- WHAT YOU WILL DO
Please return every record exactly as it appears.

[Text content records for pages]
- Opening Delimiter -

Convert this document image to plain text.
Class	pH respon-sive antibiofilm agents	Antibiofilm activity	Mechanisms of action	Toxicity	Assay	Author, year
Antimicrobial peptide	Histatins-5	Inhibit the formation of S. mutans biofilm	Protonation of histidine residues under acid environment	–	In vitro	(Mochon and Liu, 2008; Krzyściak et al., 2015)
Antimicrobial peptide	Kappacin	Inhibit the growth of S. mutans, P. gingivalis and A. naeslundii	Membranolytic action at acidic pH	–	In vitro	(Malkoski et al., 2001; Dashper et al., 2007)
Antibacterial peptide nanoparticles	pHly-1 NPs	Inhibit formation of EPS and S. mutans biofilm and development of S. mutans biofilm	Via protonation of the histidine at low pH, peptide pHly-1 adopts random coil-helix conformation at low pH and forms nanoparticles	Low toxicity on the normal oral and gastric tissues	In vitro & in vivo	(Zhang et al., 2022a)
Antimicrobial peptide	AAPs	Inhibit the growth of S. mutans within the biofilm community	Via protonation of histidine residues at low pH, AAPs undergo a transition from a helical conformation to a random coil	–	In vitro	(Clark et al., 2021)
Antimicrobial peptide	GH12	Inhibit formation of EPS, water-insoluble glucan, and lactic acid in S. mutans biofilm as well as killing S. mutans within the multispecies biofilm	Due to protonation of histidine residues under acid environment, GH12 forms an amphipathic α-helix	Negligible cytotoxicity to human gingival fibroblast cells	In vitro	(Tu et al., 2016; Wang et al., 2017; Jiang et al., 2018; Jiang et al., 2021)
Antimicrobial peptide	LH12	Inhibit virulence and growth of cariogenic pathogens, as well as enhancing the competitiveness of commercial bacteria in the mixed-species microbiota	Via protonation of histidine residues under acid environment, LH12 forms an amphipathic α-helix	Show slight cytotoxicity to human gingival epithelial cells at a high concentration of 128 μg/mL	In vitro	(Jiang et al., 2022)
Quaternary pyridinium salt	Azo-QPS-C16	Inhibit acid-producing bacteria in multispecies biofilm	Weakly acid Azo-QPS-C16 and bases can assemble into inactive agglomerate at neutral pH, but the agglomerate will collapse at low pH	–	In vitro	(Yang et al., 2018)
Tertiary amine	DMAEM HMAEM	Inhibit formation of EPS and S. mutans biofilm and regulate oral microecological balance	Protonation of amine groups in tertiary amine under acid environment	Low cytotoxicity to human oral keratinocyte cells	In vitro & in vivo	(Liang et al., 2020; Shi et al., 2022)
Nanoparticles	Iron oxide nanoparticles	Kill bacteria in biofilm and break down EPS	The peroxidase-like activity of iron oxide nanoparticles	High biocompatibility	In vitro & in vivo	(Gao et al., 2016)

- Closing Delimiter -

- ANSWER FOR THIS EXERCISE
Convert this document image to plain text.
Class	pH respon-sive antibiofilm agents	Antibiofilm activity	Mechanisms of action	Toxicity	Assay	Author, year
Antimicrobial peptide	Histatins-5	Inhibit the formation of S. mutans biofilm	Protonation of histidine residues under acid environment	–	In vitro	(Mochon and Liu, 2008; Krzyściak et al., 2015)
Antimicrobial peptide	Kappacin	Inhibit the growth of S. mutans, P. gingivalis and A. naeslundii	Membranolytic action at acidic pH	–	In vitro	(Malkoski et al., 2001; Dashper et al., 2007)
Antibacterial peptide nanoparticles	pHly-1 NPs	Inhibit formation of EPS and S. mutans biofilm and development of S. mutans biofilm	Via protonation of the histidine at low pH, peptide pHly-1 adopts random coil-helix conformation at low pH and forms nanoparticles	Low toxicity on the normal oral and gastric tissues	In vitro & in vivo	(Zhang et al., 2022a)
Antimicrobial peptide	AAPs	Inhibit the growth of S. mutans within the biofilm community	Via protonation of histidine residues at low pH, AAPs undergo a transition from a helical conformation to a random coil	–	In vitro	(Clark et al., 2021)
Antimicrobial peptide	GH12	Inhibit formation of EPS, water-insoluble glucan, and lactic acid in S. mutans biofilm as well as killing S. mutans within the multispecies biofilm	Due to protonation of histidine residues under acid environment, GH12 forms an amphipathic α-helix	Negligible cytotoxicity to human gingival fibroblast cells	In vitro	(Tu et al., 2016; Wang et al., 2017; Jiang et al., 2018; Jiang et al., 2021)
Antimicrobial peptide	LH12	Inhibit virulence and growth of cariogenic pathogens, as well as enhancing the competitiveness of commercial bacteria in the mixed-species microbiota	Via protonation of histidine residues under acid environment, LH12 forms an amphipathic α-helix	Show slight cytotoxicity to human gingival epithelial cells at a high concentration of 128 μg/mL	In vitro	(Jiang et al., 2022)
Quaternary pyridinium salt	Azo-QPS-C16	Inhibit acid-producing bacteria in multispecies biofilm	Weakly acid Azo-QPS-C16 and bases can assemble into inactive agglomerate at neutral pH, but the agglomerate will collapse at low pH	–	In vitro	(Yang et al., 2018)
Tertiary amine	DMAEM HMAEM	Inhibit formation of EPS and S. mutans biofilm and regulate oral microecological balance	Protonation of amine groups in tertiary amine under acid environment	Low cytotoxicity to human oral keratinocyte cells	In vitro & in vivo	(Liang et al., 2020; Shi et al., 2022)
Nanoparticles	Iron oxide nanoparticles	Kill bacteria in biofilm and break down EPS	The peroxidase-like activity of iron oxide nanoparticles	High biocompatibility	In vitro & in vivo	(Gao et al., 2016)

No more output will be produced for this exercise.